## WHAT YOU WILL DO
Locate the string "screenshot" throughout the material and copy every line in which it occurs.

————

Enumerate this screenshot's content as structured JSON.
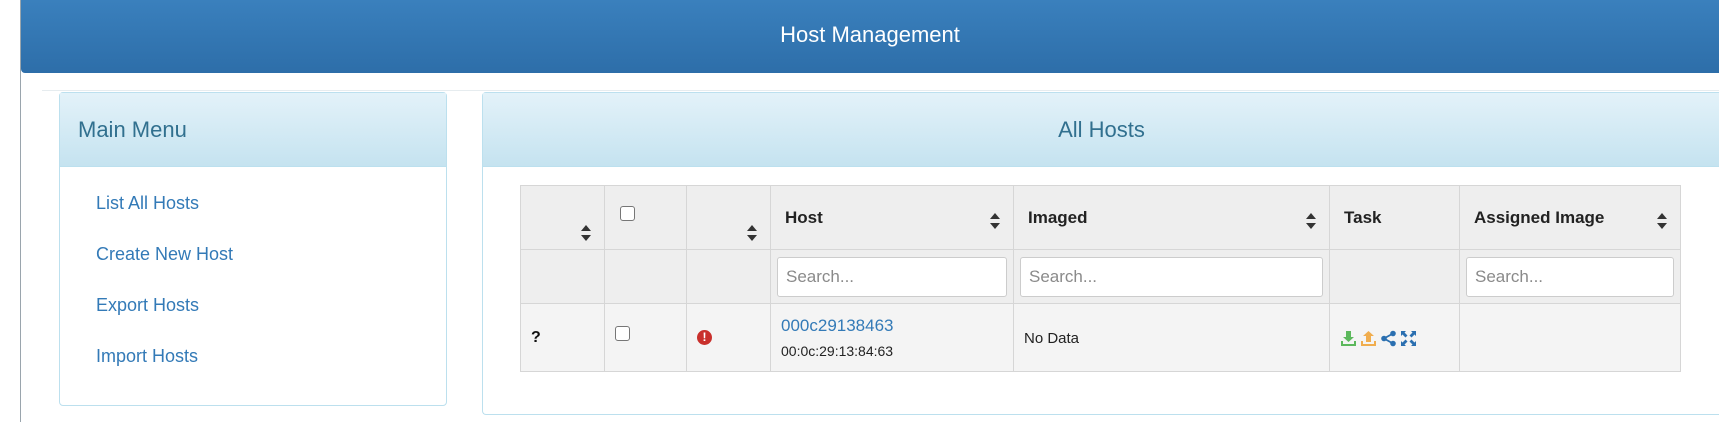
{
  "header": {
    "title": "Host Management"
  },
  "main_menu": {
    "title": "Main Menu",
    "items": [
      {
        "label": "List All Hosts"
      },
      {
        "label": "Create New Host"
      },
      {
        "label": "Export Hosts"
      },
      {
        "label": "Import Hosts"
      }
    ]
  },
  "hosts_panel": {
    "title": "All Hosts",
    "columns": {
      "host": "Host",
      "imaged": "Imaged",
      "task": "Task",
      "assigned_image": "Assigned Image"
    },
    "filters": {
      "host_placeholder": "Search...",
      "imaged_placeholder": "Search...",
      "assigned_image_placeholder": "Search..."
    },
    "rows": [
      {
        "status": "?",
        "alert": "!",
        "host_name": "000c29138463",
        "mac": "00:0c:29:13:84:63",
        "imaged": "No Data",
        "assigned_image": "",
        "task_icons": [
          "deploy-icon",
          "capture-icon",
          "multicast-icon",
          "advanced-icon"
        ]
      }
    ]
  },
  "colors": {
    "header_blue": "#2d6ea9",
    "link_blue": "#337ab7",
    "panel_title": "#31708f",
    "alert_red": "#c9302c",
    "deploy_green": "#5cb85c",
    "capture_orange": "#f0ad4e",
    "task_blue": "#2a6fb0"
  }
}
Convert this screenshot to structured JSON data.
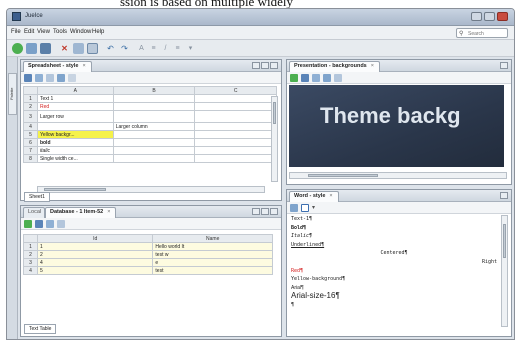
{
  "caption": "ssion is based on multiple widely",
  "window": {
    "title": "JueIce"
  },
  "menu": [
    "File",
    "Edit",
    "View",
    "Tools",
    "Window",
    "Help"
  ],
  "search": {
    "placeholder": "Search"
  },
  "leftstrip": {
    "label": "Palette"
  },
  "spreadsheet": {
    "tab": "Spreadsheet - style",
    "columns": [
      "A",
      "B",
      "C"
    ],
    "rows": [
      {
        "n": "1",
        "a": "Text 1",
        "b": ""
      },
      {
        "n": "2",
        "a": "Red",
        "b": ""
      },
      {
        "n": "3",
        "a": "Larger row",
        "b": ""
      },
      {
        "n": "4",
        "a": "",
        "b": "Larger column"
      },
      {
        "n": "5",
        "a": "Yellow backgr...",
        "b": ""
      },
      {
        "n": "6",
        "a": "bold",
        "b": ""
      },
      {
        "n": "7",
        "a": "italic",
        "b": ""
      },
      {
        "n": "8",
        "a": "Single width ce...",
        "b": ""
      }
    ],
    "sheet_tab": "Sheet1"
  },
  "database": {
    "tab": "Database - 1 Item-52",
    "tab_prefix": "Local",
    "columns": [
      "Id",
      "Name"
    ],
    "rows": [
      {
        "n": "1",
        "id": "1",
        "name": "Hello world It"
      },
      {
        "n": "2",
        "id": "2",
        "name": "test w"
      },
      {
        "n": "3",
        "id": "4",
        "name": "e"
      },
      {
        "n": "4",
        "id": "5",
        "name": "test"
      }
    ],
    "bottom_tab": "Text Table"
  },
  "presentation": {
    "tab": "Presentation - backgrounds",
    "slide_text": "Theme backg"
  },
  "word": {
    "tab": "Word - style",
    "lines": [
      {
        "text": "Text-1¶",
        "style": "normal"
      },
      {
        "text": "Bold¶",
        "style": "bold"
      },
      {
        "text": "Italic¶",
        "style": "italic"
      },
      {
        "text": "Underlined¶",
        "style": "underline"
      },
      {
        "text": "Centered¶",
        "style": "center"
      },
      {
        "text": "Right",
        "style": "right"
      },
      {
        "text": "Red¶",
        "style": "red"
      },
      {
        "text": "Yellow-background¶",
        "style": "yellow"
      },
      {
        "text": "Arial¶",
        "style": "arial"
      },
      {
        "text": "Arial-size-16¶",
        "style": "large"
      },
      {
        "text": "¶",
        "style": "normal"
      }
    ]
  },
  "colors": {
    "accent": "#3d5f8e",
    "yellow_cell": "#f5f24a",
    "red_text": "#d42020",
    "slide_bg": "#2a364a"
  }
}
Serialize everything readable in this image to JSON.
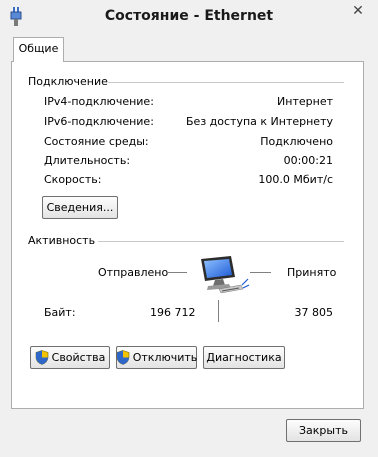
{
  "window": {
    "title": "Состояние - Ethernet",
    "close_glyph": "✕"
  },
  "tabs": [
    {
      "label": "Общие"
    }
  ],
  "connection": {
    "group_title": "Подключение",
    "rows": [
      {
        "label": "IPv4-подключение:",
        "value": "Интернет"
      },
      {
        "label": "IPv6-подключение:",
        "value": "Без доступа к Интернету"
      },
      {
        "label": "Состояние среды:",
        "value": "Подключено"
      },
      {
        "label": "Длительность:",
        "value": "00:00:21"
      },
      {
        "label": "Скорость:",
        "value": "100.0 Мбит/с"
      }
    ],
    "details_button": "Сведения..."
  },
  "activity": {
    "group_title": "Активность",
    "sent_label": "Отправлено",
    "received_label": "Принято",
    "bytes_label": "Байт:",
    "bytes_sent": "196 712",
    "bytes_received": "37 805"
  },
  "buttons": {
    "properties": "Свойства",
    "disable": "Отключить",
    "diagnose": "Диагностика",
    "close": "Закрыть"
  },
  "icons": {
    "app": "network-adapter-icon",
    "activity": "network-computer-icon",
    "shield": "uac-shield-icon"
  },
  "colors": {
    "accent": "#1e5bd6",
    "shield_yellow": "#f2c300"
  }
}
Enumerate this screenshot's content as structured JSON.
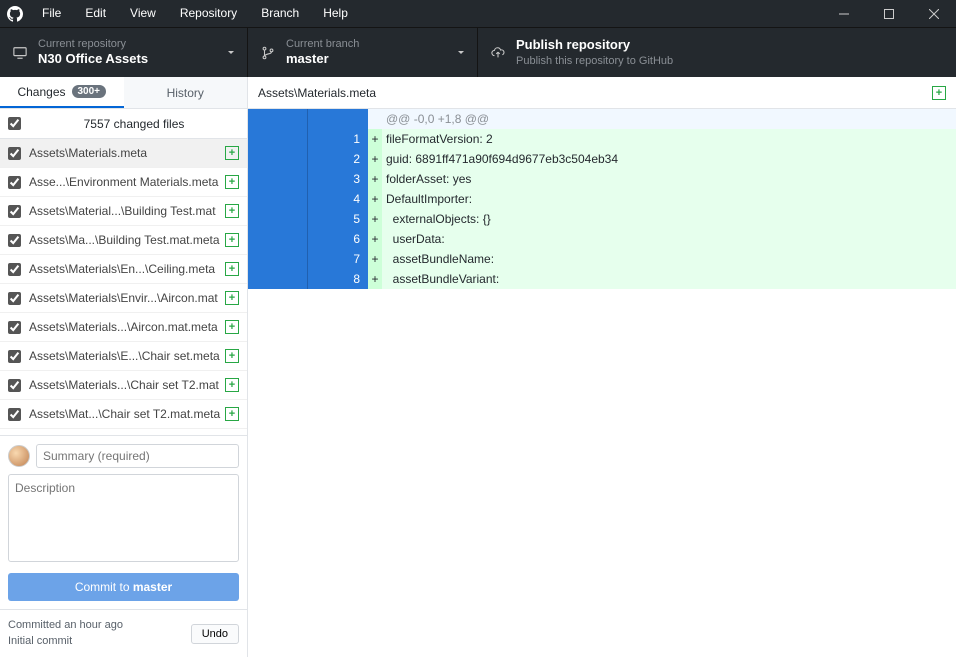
{
  "menu": {
    "file": "File",
    "edit": "Edit",
    "view": "View",
    "repository": "Repository",
    "branch": "Branch",
    "help": "Help"
  },
  "header": {
    "repo": {
      "label": "Current repository",
      "name": "N30 Office Assets"
    },
    "branch": {
      "label": "Current branch",
      "name": "master"
    },
    "publish": {
      "title": "Publish repository",
      "sub": "Publish this repository to GitHub"
    }
  },
  "tabs": {
    "changes": {
      "label": "Changes",
      "badge": "300+"
    },
    "history": {
      "label": "History"
    }
  },
  "filesHeader": {
    "label": "7557 changed files"
  },
  "files": [
    {
      "name": "Assets\\Materials.meta",
      "selected": true
    },
    {
      "name": "Asse...\\Environment Materials.meta"
    },
    {
      "name": "Assets\\Material...\\Building Test.mat"
    },
    {
      "name": "Assets\\Ma...\\Building Test.mat.meta"
    },
    {
      "name": "Assets\\Materials\\En...\\Ceiling.meta"
    },
    {
      "name": "Assets\\Materials\\Envir...\\Aircon.mat"
    },
    {
      "name": "Assets\\Materials...\\Aircon.mat.meta"
    },
    {
      "name": "Assets\\Materials\\E...\\Chair set.meta"
    },
    {
      "name": "Assets\\Materials...\\Chair set T2.mat"
    },
    {
      "name": "Assets\\Mat...\\Chair set T2.mat.meta"
    }
  ],
  "commit": {
    "summaryPlaceholder": "Summary (required)",
    "descPlaceholder": "Description",
    "buttonPrefix": "Commit to ",
    "buttonBranch": "master"
  },
  "undo": {
    "line1": "Committed an hour ago",
    "line2": "Initial commit",
    "button": "Undo"
  },
  "diff": {
    "path": "Assets\\Materials.meta",
    "hunk": "@@ -0,0 +1,8 @@",
    "lines": [
      {
        "n": "1",
        "t": "+fileFormatVersion: 2"
      },
      {
        "n": "2",
        "t": "+guid: 6891ff471a90f694d9677eb3c504eb34"
      },
      {
        "n": "3",
        "t": "+folderAsset: yes"
      },
      {
        "n": "4",
        "t": "+DefaultImporter:"
      },
      {
        "n": "5",
        "t": "+  externalObjects: {}"
      },
      {
        "n": "6",
        "t": "+  userData:"
      },
      {
        "n": "7",
        "t": "+  assetBundleName:"
      },
      {
        "n": "8",
        "t": "+  assetBundleVariant:"
      }
    ]
  }
}
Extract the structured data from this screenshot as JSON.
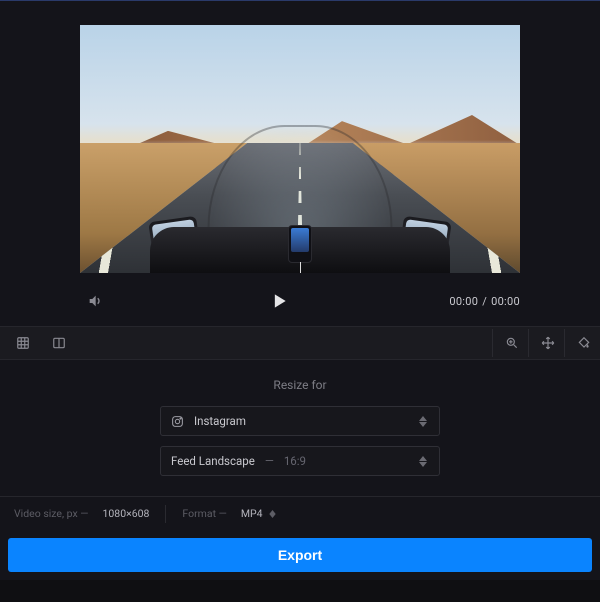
{
  "player": {
    "current_time": "00:00",
    "total_time": "00:00"
  },
  "panel": {
    "title": "Resize for",
    "platform": {
      "label": "Instagram"
    },
    "preset": {
      "label": "Feed Landscape",
      "ratio": "16:9"
    }
  },
  "footer": {
    "size_label": "Video size, px —",
    "size_value": "1080×608",
    "format_label": "Format —",
    "format_value": "MP4"
  },
  "export": {
    "label": "Export"
  }
}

————

## THE OUTPUT
Enumerate this screenshot's content as structured JSON.
Convert this screenshot to structured JSON data.
Enumerate this screenshot's content as structured JSON.
Extract the structured data from this screenshot as JSON.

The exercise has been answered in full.